GIVEN EXERCISE => Using the records below, locate all lines containing "Note" and return them.

Extracted records =>
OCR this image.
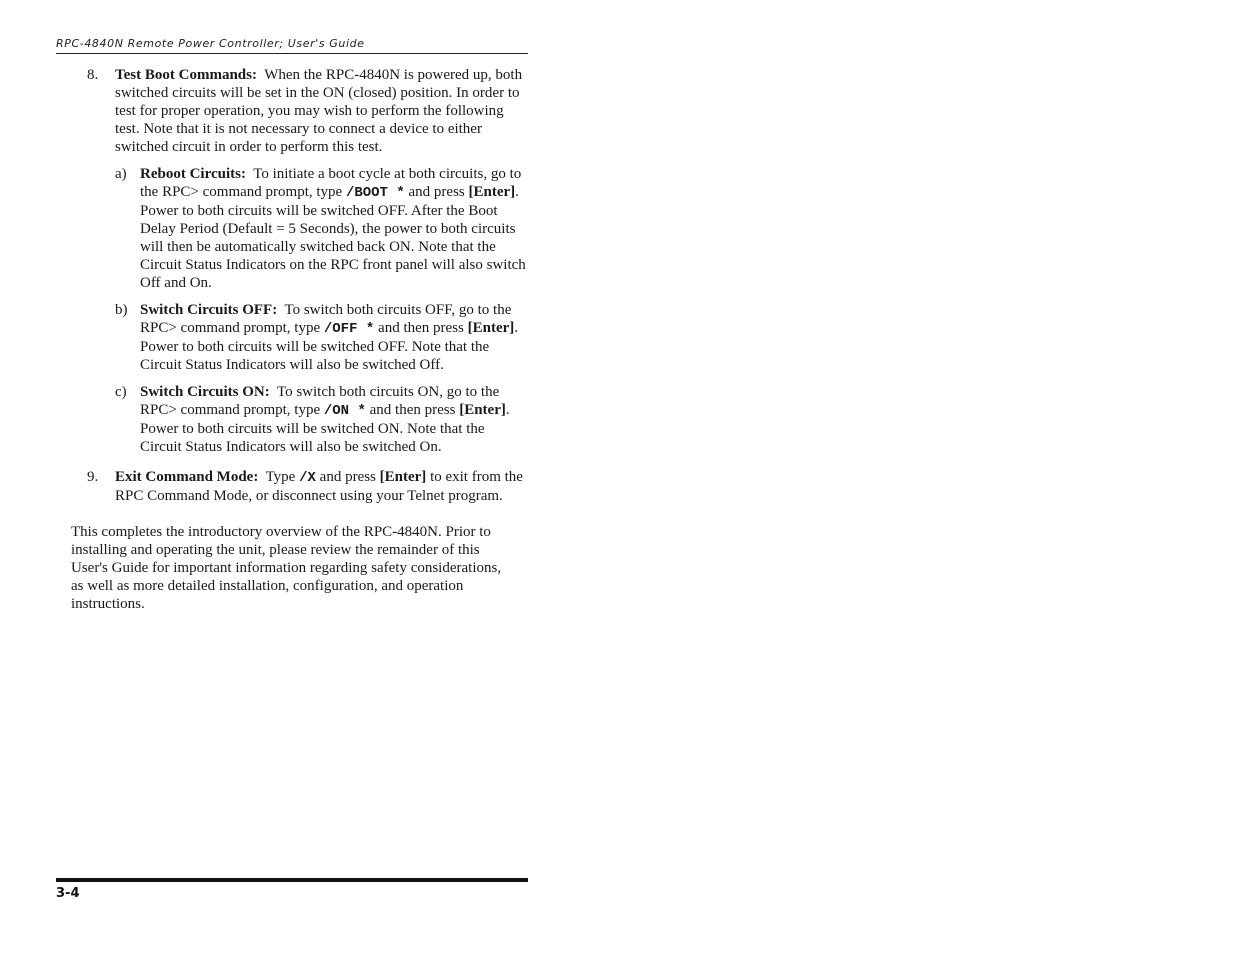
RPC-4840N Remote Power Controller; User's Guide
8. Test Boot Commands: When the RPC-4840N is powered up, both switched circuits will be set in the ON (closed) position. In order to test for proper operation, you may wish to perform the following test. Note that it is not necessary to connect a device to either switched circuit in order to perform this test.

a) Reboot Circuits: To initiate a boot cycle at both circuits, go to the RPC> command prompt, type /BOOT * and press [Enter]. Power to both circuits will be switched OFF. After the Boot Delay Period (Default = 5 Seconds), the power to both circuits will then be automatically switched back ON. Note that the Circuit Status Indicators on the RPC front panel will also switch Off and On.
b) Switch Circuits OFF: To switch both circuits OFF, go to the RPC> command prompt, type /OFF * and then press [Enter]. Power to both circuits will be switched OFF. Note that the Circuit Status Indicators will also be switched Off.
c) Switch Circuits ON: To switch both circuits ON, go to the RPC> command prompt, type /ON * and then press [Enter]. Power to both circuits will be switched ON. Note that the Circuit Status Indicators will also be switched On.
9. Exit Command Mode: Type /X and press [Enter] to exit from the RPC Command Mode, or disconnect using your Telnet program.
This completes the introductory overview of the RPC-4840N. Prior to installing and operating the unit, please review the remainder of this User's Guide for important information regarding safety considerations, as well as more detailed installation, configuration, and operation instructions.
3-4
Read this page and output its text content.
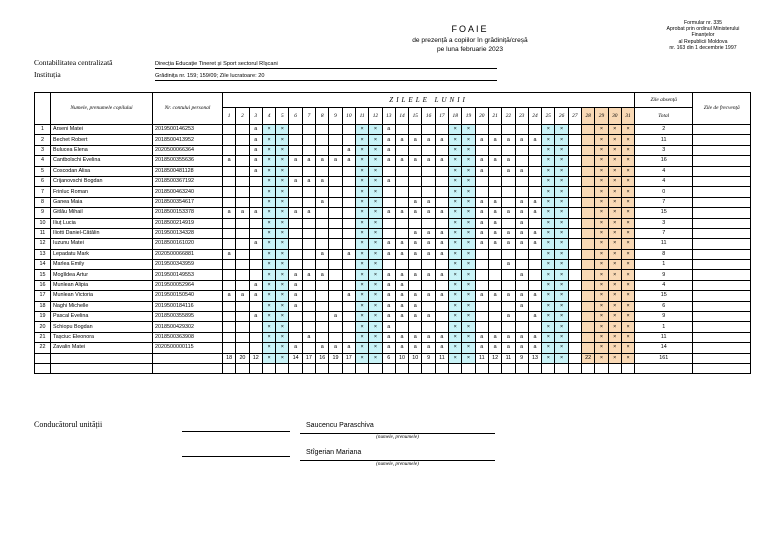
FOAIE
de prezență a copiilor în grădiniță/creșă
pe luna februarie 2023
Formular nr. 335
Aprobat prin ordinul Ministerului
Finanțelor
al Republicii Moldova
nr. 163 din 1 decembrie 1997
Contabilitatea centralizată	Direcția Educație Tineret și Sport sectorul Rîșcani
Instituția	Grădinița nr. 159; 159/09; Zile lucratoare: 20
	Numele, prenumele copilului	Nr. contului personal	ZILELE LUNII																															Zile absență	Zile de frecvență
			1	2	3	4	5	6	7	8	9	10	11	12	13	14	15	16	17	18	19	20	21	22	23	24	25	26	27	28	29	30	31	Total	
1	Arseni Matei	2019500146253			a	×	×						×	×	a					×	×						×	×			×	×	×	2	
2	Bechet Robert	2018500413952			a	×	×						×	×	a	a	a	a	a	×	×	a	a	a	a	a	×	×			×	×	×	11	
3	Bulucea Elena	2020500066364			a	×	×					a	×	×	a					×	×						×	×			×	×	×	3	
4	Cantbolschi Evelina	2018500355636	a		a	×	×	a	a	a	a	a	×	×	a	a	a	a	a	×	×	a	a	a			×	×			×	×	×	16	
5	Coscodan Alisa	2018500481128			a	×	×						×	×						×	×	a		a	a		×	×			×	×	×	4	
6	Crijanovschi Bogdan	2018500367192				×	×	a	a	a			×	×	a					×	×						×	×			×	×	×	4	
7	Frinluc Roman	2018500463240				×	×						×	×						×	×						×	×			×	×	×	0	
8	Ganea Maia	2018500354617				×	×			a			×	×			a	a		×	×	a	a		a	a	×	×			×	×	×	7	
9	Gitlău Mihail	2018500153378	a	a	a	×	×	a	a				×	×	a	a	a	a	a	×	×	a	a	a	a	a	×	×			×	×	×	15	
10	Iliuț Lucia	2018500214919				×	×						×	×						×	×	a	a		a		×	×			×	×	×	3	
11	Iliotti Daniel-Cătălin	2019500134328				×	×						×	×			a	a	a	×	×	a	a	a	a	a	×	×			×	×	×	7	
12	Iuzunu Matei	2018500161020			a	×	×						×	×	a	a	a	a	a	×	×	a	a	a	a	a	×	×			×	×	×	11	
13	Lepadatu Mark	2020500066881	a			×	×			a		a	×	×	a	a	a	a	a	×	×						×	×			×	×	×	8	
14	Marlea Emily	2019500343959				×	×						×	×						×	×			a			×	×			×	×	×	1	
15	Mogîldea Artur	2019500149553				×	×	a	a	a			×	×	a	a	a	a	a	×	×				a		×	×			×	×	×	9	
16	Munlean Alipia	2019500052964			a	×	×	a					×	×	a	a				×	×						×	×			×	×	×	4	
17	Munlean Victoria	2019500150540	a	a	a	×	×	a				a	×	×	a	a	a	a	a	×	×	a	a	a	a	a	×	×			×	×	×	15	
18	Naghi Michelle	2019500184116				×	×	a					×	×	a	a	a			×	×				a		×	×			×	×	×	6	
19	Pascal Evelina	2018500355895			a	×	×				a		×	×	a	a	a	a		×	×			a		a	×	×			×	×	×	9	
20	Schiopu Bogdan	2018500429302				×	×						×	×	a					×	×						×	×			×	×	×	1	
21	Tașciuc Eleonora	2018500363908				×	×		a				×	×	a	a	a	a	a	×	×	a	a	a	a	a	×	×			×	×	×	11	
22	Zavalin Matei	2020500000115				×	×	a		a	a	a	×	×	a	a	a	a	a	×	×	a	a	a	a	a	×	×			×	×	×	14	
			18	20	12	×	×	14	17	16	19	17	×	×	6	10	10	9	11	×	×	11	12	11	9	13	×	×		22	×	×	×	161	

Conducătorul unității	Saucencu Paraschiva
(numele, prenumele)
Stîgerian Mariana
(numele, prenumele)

RESPONSE FOR THIS EXERCISE =>
8. Test Boot Commands: When the RPC-4840N is powered up, both switched circuits will be set in the ON (closed) position. In order to test for proper operation, you may wish to perform the following test. Note that it is not necessary to connect a device to either switched circuit in order to perform this test.
a) Reboot Circuits: To initiate a boot cycle at both circuits, go to the RPC> command prompt, type /BOOT * and press [Enter]. Power to both circuits will be switched OFF. After the Boot Delay Period (Default = 5 Seconds), the power to both circuits will then be automatically switched back ON. Note that the Circuit Status Indicators on the RPC front panel will also switch Off and On.
b) Switch Circuits OFF: To switch both circuits OFF, go to the RPC> command prompt, type /OFF * and then press [Enter]. Power to both circuits will be switched OFF. Note that the Circuit Status Indicators will also be switched Off.
c) Switch Circuits ON: To switch both circuits ON, go to the RPC> command prompt, type /ON * and then press [Enter]. Power to both circuits will be switched ON. Note that the Circuit Status Indicators will also be switched On.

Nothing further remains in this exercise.